__ENTRIES SHOWN__
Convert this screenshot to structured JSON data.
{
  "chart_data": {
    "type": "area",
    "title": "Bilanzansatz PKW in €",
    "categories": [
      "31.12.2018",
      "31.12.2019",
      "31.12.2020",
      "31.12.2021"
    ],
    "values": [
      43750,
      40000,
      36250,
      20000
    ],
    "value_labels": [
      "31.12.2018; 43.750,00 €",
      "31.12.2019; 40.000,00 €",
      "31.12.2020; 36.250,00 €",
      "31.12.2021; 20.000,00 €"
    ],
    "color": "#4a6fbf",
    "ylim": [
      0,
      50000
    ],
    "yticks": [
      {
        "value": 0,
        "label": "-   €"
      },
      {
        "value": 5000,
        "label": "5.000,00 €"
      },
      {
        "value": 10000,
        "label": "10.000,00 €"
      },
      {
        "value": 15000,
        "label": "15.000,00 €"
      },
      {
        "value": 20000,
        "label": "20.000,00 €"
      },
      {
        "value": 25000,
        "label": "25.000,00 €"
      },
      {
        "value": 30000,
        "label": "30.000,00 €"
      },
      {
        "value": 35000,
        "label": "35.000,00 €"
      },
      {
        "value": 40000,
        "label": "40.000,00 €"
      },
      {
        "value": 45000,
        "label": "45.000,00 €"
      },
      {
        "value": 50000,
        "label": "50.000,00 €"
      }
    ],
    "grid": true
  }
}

__TASK OBJECTIVE__
Print every record exactly as it was given.

__TASK RESPONSE__
Convert this screenshot to structured JSON data.
{
  "chart_data": {
    "type": "area",
    "title": "Bilanzansatz PKW in €",
    "categories": [
      "31.12.2018",
      "31.12.2019",
      "31.12.2020",
      "31.12.2021"
    ],
    "values": [
      43750,
      40000,
      36250,
      20000
    ],
    "value_labels": [
      "31.12.2018; 43.750,00 €",
      "31.12.2019; 40.000,00 €",
      "31.12.2020; 36.250,00 €",
      "31.12.2021; 20.000,00 €"
    ],
    "color": "#4a6fbf",
    "ylim": [
      0,
      50000
    ],
    "yticks": [
      {
        "value": 0,
        "label": "-   €"
      },
      {
        "value": 5000,
        "label": "5.000,00 €"
      },
      {
        "value": 10000,
        "label": "10.000,00 €"
      },
      {
        "value": 15000,
        "label": "15.000,00 €"
      },
      {
        "value": 20000,
        "label": "20.000,00 €"
      },
      {
        "value": 25000,
        "label": "25.000,00 €"
      },
      {
        "value": 30000,
        "label": "30.000,00 €"
      },
      {
        "value": 35000,
        "label": "35.000,00 €"
      },
      {
        "value": 40000,
        "label": "40.000,00 €"
      },
      {
        "value": 45000,
        "label": "45.000,00 €"
      },
      {
        "value": 50000,
        "label": "50.000,00 €"
      }
    ],
    "grid": true
  }
}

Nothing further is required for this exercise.